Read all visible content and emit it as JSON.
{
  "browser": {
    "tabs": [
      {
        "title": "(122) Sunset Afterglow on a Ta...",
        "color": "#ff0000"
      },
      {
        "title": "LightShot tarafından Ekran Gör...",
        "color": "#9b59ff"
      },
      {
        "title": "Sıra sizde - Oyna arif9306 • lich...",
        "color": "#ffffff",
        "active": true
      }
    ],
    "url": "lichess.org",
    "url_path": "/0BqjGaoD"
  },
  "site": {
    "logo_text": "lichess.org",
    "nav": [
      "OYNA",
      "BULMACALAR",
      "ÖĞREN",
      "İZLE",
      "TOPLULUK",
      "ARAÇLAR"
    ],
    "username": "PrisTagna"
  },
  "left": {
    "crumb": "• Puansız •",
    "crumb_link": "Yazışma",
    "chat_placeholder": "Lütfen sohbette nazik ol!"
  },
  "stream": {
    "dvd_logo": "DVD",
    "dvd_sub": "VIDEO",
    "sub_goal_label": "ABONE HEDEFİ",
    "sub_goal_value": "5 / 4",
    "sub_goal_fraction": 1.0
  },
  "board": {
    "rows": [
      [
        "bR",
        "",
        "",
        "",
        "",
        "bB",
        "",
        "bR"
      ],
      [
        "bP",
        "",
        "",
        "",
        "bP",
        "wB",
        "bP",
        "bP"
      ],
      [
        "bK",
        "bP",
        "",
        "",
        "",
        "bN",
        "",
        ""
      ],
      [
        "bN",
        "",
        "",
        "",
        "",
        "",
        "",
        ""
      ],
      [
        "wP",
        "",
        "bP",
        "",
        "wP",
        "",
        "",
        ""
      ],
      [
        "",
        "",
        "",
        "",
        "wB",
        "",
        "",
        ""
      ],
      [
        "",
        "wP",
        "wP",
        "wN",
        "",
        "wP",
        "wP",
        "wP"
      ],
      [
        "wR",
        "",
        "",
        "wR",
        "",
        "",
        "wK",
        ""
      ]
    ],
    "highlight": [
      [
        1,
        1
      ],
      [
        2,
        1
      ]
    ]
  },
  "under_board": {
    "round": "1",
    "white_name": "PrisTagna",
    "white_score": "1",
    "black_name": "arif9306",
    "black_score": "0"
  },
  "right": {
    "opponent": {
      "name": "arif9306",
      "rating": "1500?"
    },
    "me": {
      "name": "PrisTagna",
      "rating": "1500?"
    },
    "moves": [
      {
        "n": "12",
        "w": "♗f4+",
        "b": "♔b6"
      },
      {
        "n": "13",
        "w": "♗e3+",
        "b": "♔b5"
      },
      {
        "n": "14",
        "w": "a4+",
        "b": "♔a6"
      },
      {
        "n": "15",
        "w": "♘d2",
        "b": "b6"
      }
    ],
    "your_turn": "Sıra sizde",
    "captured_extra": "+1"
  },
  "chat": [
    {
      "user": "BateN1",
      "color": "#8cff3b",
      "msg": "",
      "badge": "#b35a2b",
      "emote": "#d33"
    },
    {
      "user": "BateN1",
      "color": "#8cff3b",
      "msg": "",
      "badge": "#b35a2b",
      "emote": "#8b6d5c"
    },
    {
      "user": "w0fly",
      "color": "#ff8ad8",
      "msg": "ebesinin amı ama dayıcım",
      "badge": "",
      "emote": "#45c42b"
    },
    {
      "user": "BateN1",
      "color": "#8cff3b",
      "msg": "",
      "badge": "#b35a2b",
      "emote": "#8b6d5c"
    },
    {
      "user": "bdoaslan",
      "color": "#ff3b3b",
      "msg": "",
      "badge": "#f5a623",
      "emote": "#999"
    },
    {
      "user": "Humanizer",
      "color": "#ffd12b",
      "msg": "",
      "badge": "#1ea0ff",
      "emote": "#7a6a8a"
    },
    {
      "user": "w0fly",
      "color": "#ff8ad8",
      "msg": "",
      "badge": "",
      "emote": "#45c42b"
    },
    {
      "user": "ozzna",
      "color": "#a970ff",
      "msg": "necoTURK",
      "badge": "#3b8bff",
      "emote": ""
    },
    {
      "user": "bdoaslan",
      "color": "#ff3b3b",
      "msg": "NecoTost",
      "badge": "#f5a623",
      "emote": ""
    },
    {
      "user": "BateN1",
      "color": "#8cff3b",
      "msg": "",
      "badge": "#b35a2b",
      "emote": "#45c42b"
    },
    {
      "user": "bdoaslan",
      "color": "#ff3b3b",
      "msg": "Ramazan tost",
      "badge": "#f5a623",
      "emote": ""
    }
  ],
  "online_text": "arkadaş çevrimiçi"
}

━━━━━━━━━━━━━━━━━━━━

* [The exercise]: Repeat every entry word for word.

* [Result of this exercise]:
Read all visible content and emit it as JSON.
{
  "browser": {
    "tabs": [
      {
        "title": "(122) Sunset Afterglow on a Ta...",
        "color": "#ff0000"
      },
      {
        "title": "LightShot tarafından Ekran Gör...",
        "color": "#9b59ff"
      },
      {
        "title": "Sıra sizde - Oyna arif9306 • lich...",
        "color": "#ffffff",
        "active": true
      }
    ],
    "url": "lichess.org",
    "url_path": "/0BqjGaoD"
  },
  "site": {
    "logo_text": "lichess.org",
    "nav": [
      "OYNA",
      "BULMACALAR",
      "ÖĞREN",
      "İZLE",
      "TOPLULUK",
      "ARAÇLAR"
    ],
    "username": "PrisTagna"
  },
  "left": {
    "crumb": "• Puansız •",
    "crumb_link": "Yazışma",
    "chat_placeholder": "Lütfen sohbette nazik ol!"
  },
  "stream": {
    "dvd_logo": "DVD",
    "dvd_sub": "VIDEO",
    "sub_goal_label": "ABONE HEDEFİ",
    "sub_goal_value": "5 / 4",
    "sub_goal_fraction": 1.0
  },
  "board": {
    "rows": [
      [
        "bR",
        "",
        "",
        "",
        "",
        "bB",
        "",
        "bR"
      ],
      [
        "bP",
        "",
        "",
        "",
        "bP",
        "wB",
        "bP",
        "bP"
      ],
      [
        "bK",
        "bP",
        "",
        "",
        "",
        "bN",
        "",
        ""
      ],
      [
        "bN",
        "",
        "",
        "",
        "",
        "",
        "",
        ""
      ],
      [
        "wP",
        "",
        "bP",
        "",
        "wP",
        "",
        "",
        ""
      ],
      [
        "",
        "",
        "",
        "",
        "wB",
        "",
        "",
        ""
      ],
      [
        "",
        "wP",
        "wP",
        "wN",
        "",
        "wP",
        "wP",
        "wP"
      ],
      [
        "wR",
        "",
        "",
        "wR",
        "",
        "",
        "wK",
        ""
      ]
    ],
    "highlight": [
      [
        1,
        1
      ],
      [
        2,
        1
      ]
    ]
  },
  "under_board": {
    "round": "1",
    "white_name": "PrisTagna",
    "white_score": "1",
    "black_name": "arif9306",
    "black_score": "0"
  },
  "right": {
    "opponent": {
      "name": "arif9306",
      "rating": "1500?"
    },
    "me": {
      "name": "PrisTagna",
      "rating": "1500?"
    },
    "moves": [
      {
        "n": "12",
        "w": "♗f4+",
        "b": "♔b6"
      },
      {
        "n": "13",
        "w": "♗e3+",
        "b": "♔b5"
      },
      {
        "n": "14",
        "w": "a4+",
        "b": "♔a6"
      },
      {
        "n": "15",
        "w": "♘d2",
        "b": "b6"
      }
    ],
    "your_turn": "Sıra sizde",
    "captured_extra": "+1"
  },
  "chat": [
    {
      "user": "BateN1",
      "color": "#8cff3b",
      "msg": "",
      "badge": "#b35a2b",
      "emote": "#d33"
    },
    {
      "user": "BateN1",
      "color": "#8cff3b",
      "msg": "",
      "badge": "#b35a2b",
      "emote": "#8b6d5c"
    },
    {
      "user": "w0fly",
      "color": "#ff8ad8",
      "msg": "ebesinin amı ama dayıcım",
      "badge": "",
      "emote": "#45c42b"
    },
    {
      "user": "BateN1",
      "color": "#8cff3b",
      "msg": "",
      "badge": "#b35a2b",
      "emote": "#8b6d5c"
    },
    {
      "user": "bdoaslan",
      "color": "#ff3b3b",
      "msg": "",
      "badge": "#f5a623",
      "emote": "#999"
    },
    {
      "user": "Humanizer",
      "color": "#ffd12b",
      "msg": "",
      "badge": "#1ea0ff",
      "emote": "#7a6a8a"
    },
    {
      "user": "w0fly",
      "color": "#ff8ad8",
      "msg": "",
      "badge": "",
      "emote": "#45c42b"
    },
    {
      "user": "ozzna",
      "color": "#a970ff",
      "msg": "necoTURK",
      "badge": "#3b8bff",
      "emote": ""
    },
    {
      "user": "bdoaslan",
      "color": "#ff3b3b",
      "msg": "NecoTost",
      "badge": "#f5a623",
      "emote": ""
    },
    {
      "user": "BateN1",
      "color": "#8cff3b",
      "msg": "",
      "badge": "#b35a2b",
      "emote": "#45c42b"
    },
    {
      "user": "bdoaslan",
      "color": "#ff3b3b",
      "msg": "Ramazan tost",
      "badge": "#f5a623",
      "emote": ""
    }
  ],
  "online_text": "arkadaş çevrimiçi"
}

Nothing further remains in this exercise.